**MATERIAL FOR THIS EXERCISE**.
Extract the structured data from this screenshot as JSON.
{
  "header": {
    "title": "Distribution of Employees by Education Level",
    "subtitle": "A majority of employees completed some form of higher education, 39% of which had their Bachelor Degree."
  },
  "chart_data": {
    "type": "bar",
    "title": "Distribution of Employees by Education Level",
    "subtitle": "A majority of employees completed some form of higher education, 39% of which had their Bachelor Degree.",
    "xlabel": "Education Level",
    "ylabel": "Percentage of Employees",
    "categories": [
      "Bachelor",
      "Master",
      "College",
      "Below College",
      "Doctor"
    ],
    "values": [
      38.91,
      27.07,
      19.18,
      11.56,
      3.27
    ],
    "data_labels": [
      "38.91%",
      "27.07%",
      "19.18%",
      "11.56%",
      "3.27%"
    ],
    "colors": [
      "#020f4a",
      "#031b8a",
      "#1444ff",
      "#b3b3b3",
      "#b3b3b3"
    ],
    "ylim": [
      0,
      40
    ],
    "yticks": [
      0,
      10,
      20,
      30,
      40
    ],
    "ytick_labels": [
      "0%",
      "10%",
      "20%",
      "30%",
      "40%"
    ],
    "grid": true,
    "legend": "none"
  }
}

**DIRECTIONS**.
Say, as a single number and nothing more, how many lines of the entries contain the word "form".

**SOLUTION FOR THIS PROBLEM**.
2